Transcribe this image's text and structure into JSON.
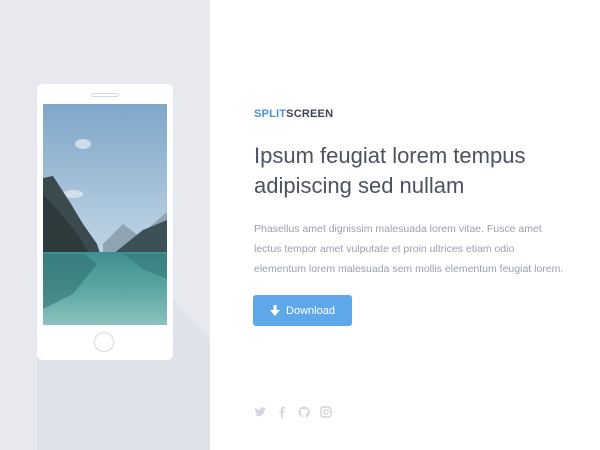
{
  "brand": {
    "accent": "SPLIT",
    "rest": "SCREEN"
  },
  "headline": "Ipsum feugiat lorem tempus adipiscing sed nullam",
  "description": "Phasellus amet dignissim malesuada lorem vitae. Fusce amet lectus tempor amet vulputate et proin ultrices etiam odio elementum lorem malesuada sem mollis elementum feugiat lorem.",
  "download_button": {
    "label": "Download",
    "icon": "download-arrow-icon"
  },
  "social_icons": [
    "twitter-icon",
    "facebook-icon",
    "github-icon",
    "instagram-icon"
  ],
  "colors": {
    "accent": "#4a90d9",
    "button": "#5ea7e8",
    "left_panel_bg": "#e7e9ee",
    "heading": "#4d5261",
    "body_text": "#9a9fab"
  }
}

_ _ _

Identify each line in the entries with the word "lorem" and copy it.

Solution:
  "headline": "Ipsum feugiat lorem tempus adipiscing sed nullam",
  "description": "Phasellus amet dignissim malesuada lorem vitae. Fusce amet lectus tempor amet vulputate et proin ultrices etiam odio elementum lorem malesuada sem mollis elementum feugiat lorem.",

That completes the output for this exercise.